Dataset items
###
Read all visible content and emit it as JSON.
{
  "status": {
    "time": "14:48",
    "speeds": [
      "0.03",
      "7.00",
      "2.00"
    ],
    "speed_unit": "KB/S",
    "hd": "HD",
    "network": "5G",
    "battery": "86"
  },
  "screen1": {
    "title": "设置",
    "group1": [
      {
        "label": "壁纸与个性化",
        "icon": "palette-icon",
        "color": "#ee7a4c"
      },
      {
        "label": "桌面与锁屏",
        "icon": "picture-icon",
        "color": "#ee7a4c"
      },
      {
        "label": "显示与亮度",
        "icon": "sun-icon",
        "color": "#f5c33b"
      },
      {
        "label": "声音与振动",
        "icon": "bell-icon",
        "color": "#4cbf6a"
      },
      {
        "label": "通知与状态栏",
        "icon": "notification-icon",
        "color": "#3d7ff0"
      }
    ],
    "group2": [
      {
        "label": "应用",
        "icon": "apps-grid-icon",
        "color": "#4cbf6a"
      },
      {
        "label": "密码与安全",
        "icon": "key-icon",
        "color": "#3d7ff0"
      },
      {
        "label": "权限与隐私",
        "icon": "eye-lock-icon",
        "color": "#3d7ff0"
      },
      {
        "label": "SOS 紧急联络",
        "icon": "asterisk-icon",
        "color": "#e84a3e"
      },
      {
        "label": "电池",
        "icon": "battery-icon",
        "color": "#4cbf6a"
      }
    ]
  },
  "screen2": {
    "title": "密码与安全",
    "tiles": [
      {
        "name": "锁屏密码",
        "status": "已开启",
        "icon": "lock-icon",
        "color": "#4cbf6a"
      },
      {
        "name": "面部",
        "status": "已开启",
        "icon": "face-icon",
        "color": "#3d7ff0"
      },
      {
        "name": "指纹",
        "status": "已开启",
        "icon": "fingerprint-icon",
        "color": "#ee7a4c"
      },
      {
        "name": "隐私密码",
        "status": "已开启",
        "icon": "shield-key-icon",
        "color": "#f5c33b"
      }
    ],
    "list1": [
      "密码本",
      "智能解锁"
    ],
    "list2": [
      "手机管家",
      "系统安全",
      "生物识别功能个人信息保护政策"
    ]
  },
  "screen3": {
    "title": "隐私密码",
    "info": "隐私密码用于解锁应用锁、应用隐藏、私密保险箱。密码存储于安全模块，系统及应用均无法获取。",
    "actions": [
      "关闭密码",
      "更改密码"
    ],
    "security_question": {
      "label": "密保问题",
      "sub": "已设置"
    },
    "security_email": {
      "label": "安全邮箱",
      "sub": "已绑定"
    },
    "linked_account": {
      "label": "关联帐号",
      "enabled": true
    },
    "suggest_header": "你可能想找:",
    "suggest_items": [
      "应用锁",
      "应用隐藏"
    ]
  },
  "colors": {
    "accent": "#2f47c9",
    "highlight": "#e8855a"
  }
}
###
Look through the records and count each line that holds "应用隐藏". Write only the total.

Written response: 2